Your instructions:
Wherever the string "title" occurs in a line of these records, report that line.

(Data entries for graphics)
========================================

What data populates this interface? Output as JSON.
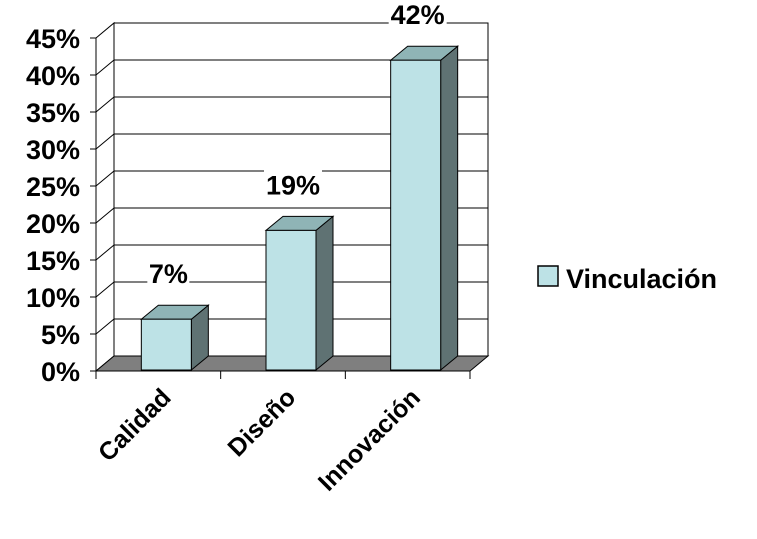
{
  "chart_data": {
    "type": "bar",
    "categories": [
      "Calidad",
      "Diseño",
      "Innovación"
    ],
    "series": [
      {
        "name": "Vinculación",
        "values": [
          7,
          19,
          42
        ],
        "labels": [
          "7%",
          "19%",
          "42%"
        ],
        "color": "#bde2e6"
      }
    ],
    "ylim": [
      0,
      45
    ],
    "yticks": [
      "0%",
      "5%",
      "10%",
      "15%",
      "20%",
      "25%",
      "30%",
      "35%",
      "40%",
      "45%"
    ],
    "grid": true,
    "three_d": true,
    "legend_position": "right",
    "colors": {
      "bar_front": "#bde2e6",
      "bar_top": "#8fb4b6",
      "bar_side": "#5f7273",
      "floor": "#7f7f7f"
    }
  }
}
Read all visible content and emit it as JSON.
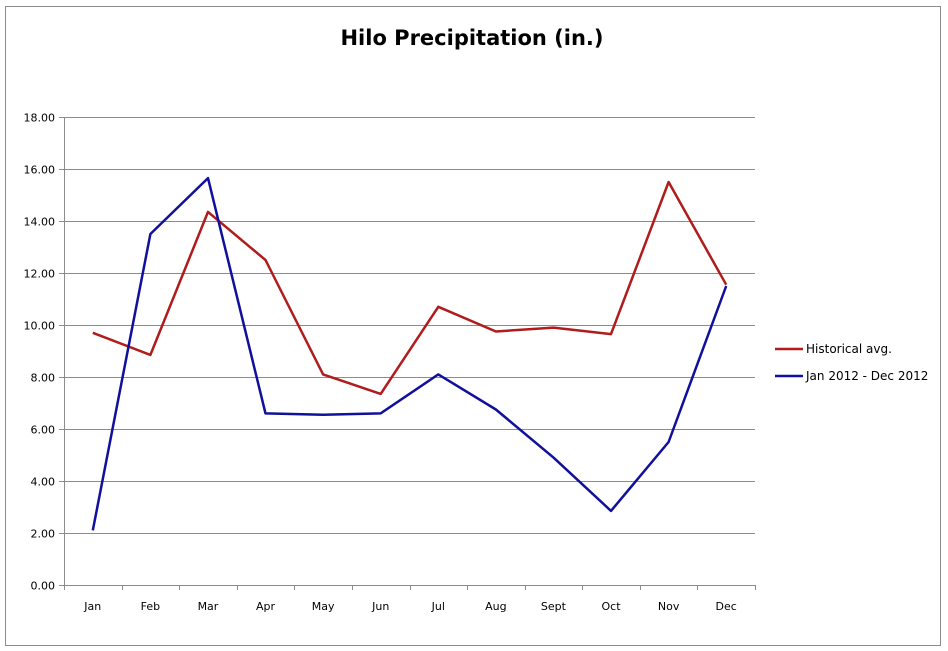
{
  "chart_data": {
    "type": "line",
    "title": "Hilo Precipitation (in.)",
    "xlabel": "",
    "ylabel": "",
    "categories": [
      "Jan",
      "Feb",
      "Mar",
      "Apr",
      "May",
      "Jun",
      "Jul",
      "Aug",
      "Sept",
      "Oct",
      "Nov",
      "Dec"
    ],
    "yticks": [
      "0.00",
      "2.00",
      "4.00",
      "6.00",
      "8.00",
      "10.00",
      "12.00",
      "14.00",
      "16.00",
      "18.00"
    ],
    "ylim": [
      0,
      18
    ],
    "grid": true,
    "legend_position": "right",
    "series": [
      {
        "name": "Historical avg.",
        "color": "#b01c1c",
        "values": [
          9.7,
          8.85,
          14.35,
          12.5,
          8.1,
          7.35,
          10.7,
          9.75,
          9.9,
          9.65,
          15.5,
          11.55
        ]
      },
      {
        "name": "Jan 2012 - Dec 2012",
        "color": "#10109c",
        "values": [
          2.1,
          13.5,
          15.65,
          6.6,
          6.55,
          6.6,
          8.1,
          6.75,
          4.9,
          2.85,
          5.5,
          11.5
        ]
      }
    ]
  }
}
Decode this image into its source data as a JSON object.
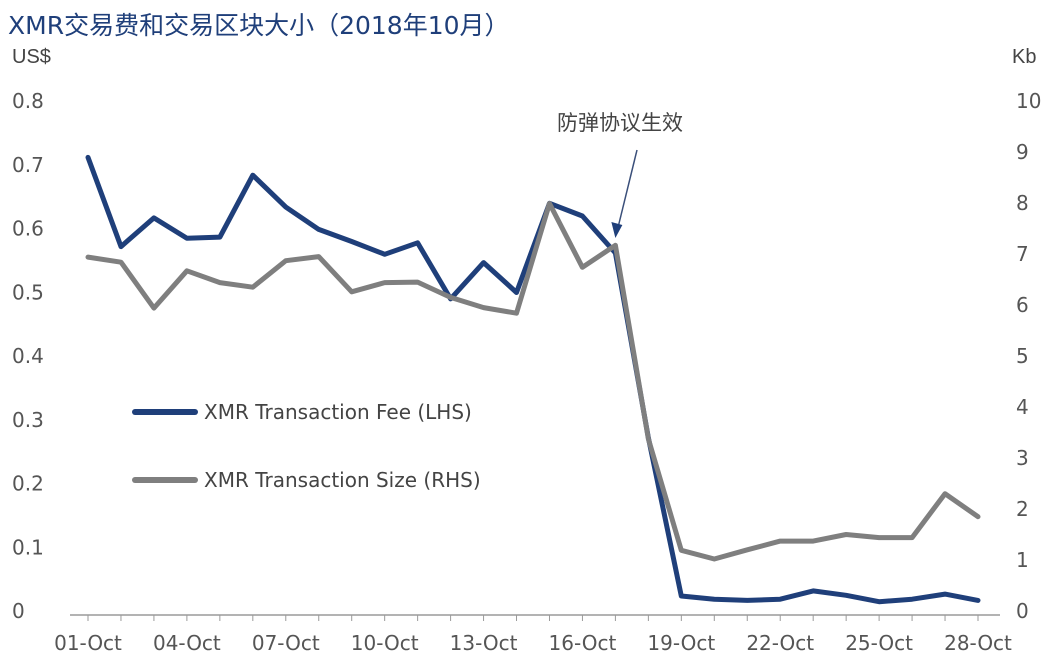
{
  "chart_data": {
    "type": "line",
    "title": "XMR交易费和交易区块大小（2018年10月）",
    "ylabel_left": "US$",
    "ylabel_right": "Kb",
    "ylim_left": [
      0,
      0.8
    ],
    "ylim_right": [
      0,
      10
    ],
    "yticks_left": [
      "0",
      "0.1",
      "0.2",
      "0.3",
      "0.4",
      "0.5",
      "0.6",
      "0.7",
      "0.8"
    ],
    "yticks_right": [
      "0",
      "1",
      "2",
      "3",
      "4",
      "5",
      "6",
      "7",
      "8",
      "9",
      "10"
    ],
    "x": [
      "01-Oct",
      "02-Oct",
      "03-Oct",
      "04-Oct",
      "05-Oct",
      "06-Oct",
      "07-Oct",
      "08-Oct",
      "09-Oct",
      "10-Oct",
      "11-Oct",
      "12-Oct",
      "13-Oct",
      "14-Oct",
      "15-Oct",
      "16-Oct",
      "17-Oct",
      "18-Oct",
      "19-Oct",
      "20-Oct",
      "21-Oct",
      "22-Oct",
      "23-Oct",
      "24-Oct",
      "25-Oct",
      "26-Oct",
      "27-Oct",
      "28-Oct"
    ],
    "xticks": [
      "01-Oct",
      "04-Oct",
      "07-Oct",
      "10-Oct",
      "13-Oct",
      "16-Oct",
      "19-Oct",
      "22-Oct",
      "25-Oct",
      "28-Oct"
    ],
    "series": [
      {
        "name": "XMR Transaction Fee (LHS)",
        "axis": "left",
        "color": "#1f3f7a",
        "values": [
          0.71,
          0.57,
          0.615,
          0.583,
          0.585,
          0.682,
          0.632,
          0.597,
          0.578,
          0.558,
          0.576,
          0.488,
          0.545,
          0.498,
          0.638,
          0.618,
          0.56,
          0.27,
          0.022,
          0.017,
          0.015,
          0.017,
          0.03,
          0.023,
          0.013,
          0.017,
          0.025,
          0.015
        ]
      },
      {
        "name": "XMR Transaction Size (RHS)",
        "axis": "right",
        "color": "#7f7f7f",
        "values": [
          6.92,
          6.82,
          5.92,
          6.65,
          6.42,
          6.33,
          6.85,
          6.93,
          6.24,
          6.42,
          6.43,
          6.13,
          5.93,
          5.82,
          7.97,
          6.72,
          7.15,
          3.35,
          1.17,
          1.0,
          1.18,
          1.35,
          1.35,
          1.48,
          1.42,
          1.42,
          2.28,
          1.83
        ]
      }
    ],
    "annotation": {
      "text": "防弹协议生效",
      "at": "18-Oct"
    },
    "legend": "middle-left",
    "grid": false
  }
}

========================================

Exercise answer:
    "title": "Hilo Precipitation (in.)",
    "title": "XMR交易费和交易区块大小（2018年10月）",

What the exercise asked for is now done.